▶
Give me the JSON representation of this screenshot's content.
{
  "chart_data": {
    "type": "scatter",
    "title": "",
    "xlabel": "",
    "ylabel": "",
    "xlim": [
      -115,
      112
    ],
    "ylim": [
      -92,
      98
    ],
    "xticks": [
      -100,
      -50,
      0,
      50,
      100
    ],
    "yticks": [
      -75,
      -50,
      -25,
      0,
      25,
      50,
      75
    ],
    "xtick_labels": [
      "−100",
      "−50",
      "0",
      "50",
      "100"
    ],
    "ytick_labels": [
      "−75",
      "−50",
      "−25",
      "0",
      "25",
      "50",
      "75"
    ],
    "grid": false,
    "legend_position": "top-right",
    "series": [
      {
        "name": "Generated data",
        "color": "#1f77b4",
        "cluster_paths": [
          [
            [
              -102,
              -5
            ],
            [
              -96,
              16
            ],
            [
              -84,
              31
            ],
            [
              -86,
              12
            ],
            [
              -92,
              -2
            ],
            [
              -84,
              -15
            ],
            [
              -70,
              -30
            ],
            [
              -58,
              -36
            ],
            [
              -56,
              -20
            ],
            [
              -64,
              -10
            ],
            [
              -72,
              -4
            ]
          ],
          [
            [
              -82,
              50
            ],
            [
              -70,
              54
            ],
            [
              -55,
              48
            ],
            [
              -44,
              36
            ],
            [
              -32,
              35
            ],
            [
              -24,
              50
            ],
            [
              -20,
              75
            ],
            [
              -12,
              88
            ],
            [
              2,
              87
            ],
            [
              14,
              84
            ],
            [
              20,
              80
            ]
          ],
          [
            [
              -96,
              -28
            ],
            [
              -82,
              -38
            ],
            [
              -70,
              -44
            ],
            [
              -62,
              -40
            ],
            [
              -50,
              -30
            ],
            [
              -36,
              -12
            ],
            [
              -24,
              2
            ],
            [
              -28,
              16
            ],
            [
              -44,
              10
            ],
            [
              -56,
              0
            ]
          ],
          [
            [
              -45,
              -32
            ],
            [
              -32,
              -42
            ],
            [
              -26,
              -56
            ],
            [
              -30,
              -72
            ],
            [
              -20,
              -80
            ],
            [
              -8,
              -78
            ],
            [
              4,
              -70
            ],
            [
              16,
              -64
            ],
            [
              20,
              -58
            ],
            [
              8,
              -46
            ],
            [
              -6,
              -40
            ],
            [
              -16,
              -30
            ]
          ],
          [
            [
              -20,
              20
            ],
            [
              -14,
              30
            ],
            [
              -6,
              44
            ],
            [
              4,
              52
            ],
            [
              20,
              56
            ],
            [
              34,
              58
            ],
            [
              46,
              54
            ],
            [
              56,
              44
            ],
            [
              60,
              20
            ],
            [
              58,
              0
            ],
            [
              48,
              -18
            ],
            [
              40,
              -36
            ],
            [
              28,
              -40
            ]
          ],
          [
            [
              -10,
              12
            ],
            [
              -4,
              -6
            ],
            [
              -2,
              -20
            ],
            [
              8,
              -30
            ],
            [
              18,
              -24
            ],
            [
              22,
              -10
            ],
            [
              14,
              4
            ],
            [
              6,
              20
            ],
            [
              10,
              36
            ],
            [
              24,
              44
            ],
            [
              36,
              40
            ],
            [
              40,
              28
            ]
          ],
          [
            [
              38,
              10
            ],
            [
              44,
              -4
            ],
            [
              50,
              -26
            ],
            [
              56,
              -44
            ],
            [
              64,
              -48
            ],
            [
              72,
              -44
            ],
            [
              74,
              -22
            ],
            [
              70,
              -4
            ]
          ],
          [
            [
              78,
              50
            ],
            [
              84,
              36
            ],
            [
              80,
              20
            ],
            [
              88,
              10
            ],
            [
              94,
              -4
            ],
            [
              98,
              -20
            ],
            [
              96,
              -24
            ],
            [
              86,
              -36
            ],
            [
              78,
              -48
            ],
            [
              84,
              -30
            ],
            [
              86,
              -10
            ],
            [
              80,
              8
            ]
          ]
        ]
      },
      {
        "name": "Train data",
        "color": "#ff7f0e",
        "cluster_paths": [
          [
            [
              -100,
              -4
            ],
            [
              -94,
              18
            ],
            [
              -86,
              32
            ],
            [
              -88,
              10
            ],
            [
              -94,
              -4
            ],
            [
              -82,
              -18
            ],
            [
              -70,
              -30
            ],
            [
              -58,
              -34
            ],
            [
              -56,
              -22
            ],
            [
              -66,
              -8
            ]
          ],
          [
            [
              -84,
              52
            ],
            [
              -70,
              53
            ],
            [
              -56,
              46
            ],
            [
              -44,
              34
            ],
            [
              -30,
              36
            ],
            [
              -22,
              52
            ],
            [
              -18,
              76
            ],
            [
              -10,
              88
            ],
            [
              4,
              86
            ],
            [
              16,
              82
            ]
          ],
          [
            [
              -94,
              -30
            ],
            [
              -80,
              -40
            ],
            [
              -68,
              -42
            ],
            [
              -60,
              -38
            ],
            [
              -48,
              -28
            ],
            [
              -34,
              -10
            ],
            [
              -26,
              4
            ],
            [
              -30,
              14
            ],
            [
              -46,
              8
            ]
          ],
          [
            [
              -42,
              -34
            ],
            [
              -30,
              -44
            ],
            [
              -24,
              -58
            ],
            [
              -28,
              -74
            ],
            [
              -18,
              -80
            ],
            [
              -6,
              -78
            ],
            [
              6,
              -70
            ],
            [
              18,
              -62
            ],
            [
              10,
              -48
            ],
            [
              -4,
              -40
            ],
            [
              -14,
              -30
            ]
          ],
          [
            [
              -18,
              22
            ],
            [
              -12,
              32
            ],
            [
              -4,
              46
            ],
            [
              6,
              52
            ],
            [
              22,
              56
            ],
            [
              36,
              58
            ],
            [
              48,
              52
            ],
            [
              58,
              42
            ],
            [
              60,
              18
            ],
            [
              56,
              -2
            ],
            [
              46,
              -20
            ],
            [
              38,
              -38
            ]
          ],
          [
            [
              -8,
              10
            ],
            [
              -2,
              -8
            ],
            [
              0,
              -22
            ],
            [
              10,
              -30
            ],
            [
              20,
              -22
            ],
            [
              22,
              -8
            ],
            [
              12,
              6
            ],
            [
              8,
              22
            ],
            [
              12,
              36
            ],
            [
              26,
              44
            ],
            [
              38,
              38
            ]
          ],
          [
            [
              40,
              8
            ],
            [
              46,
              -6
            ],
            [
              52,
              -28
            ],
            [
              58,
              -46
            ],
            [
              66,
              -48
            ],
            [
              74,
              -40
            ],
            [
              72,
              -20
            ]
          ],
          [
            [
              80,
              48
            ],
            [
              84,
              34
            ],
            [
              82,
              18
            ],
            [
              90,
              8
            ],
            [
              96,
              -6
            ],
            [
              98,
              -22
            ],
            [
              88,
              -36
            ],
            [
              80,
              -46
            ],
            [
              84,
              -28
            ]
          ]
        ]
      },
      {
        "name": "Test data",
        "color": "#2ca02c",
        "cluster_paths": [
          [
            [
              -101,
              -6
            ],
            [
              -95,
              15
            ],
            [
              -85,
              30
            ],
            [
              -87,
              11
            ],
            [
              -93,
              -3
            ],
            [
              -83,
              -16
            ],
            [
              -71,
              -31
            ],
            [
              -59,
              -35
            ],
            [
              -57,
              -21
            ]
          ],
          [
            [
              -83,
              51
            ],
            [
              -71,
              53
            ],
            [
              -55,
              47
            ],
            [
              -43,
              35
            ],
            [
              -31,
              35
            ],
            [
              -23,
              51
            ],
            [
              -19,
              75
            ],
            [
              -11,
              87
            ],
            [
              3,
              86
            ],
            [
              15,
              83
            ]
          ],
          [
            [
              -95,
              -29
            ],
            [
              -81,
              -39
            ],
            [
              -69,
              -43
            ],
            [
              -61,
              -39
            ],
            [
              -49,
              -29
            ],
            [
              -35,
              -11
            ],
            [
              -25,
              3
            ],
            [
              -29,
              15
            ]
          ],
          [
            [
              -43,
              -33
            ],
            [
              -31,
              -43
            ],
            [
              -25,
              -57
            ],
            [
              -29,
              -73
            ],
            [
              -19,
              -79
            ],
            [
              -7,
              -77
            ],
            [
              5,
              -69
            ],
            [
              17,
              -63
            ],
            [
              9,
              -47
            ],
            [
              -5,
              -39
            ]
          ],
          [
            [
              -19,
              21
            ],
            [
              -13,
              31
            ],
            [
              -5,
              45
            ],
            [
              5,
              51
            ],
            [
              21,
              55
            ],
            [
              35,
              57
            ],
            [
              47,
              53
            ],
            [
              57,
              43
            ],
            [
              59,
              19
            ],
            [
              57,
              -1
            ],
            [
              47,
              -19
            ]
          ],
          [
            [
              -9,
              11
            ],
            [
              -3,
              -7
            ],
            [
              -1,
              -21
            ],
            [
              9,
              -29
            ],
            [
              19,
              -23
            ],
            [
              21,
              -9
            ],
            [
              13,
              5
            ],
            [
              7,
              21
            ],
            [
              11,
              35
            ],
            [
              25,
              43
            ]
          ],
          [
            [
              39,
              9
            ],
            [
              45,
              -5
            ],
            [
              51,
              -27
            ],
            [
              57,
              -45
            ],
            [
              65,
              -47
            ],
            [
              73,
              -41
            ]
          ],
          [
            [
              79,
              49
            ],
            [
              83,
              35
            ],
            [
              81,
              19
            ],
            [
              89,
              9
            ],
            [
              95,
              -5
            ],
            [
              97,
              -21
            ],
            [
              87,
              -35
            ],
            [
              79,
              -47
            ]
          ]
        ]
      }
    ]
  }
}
◀
• _Work to complete_
Look through the entries above; copy every line holding the string "color".

• _Answer to this problem_
        "color": "#1f77b4",
        "color": "#ff7f0e",
        "color": "#2ca02c",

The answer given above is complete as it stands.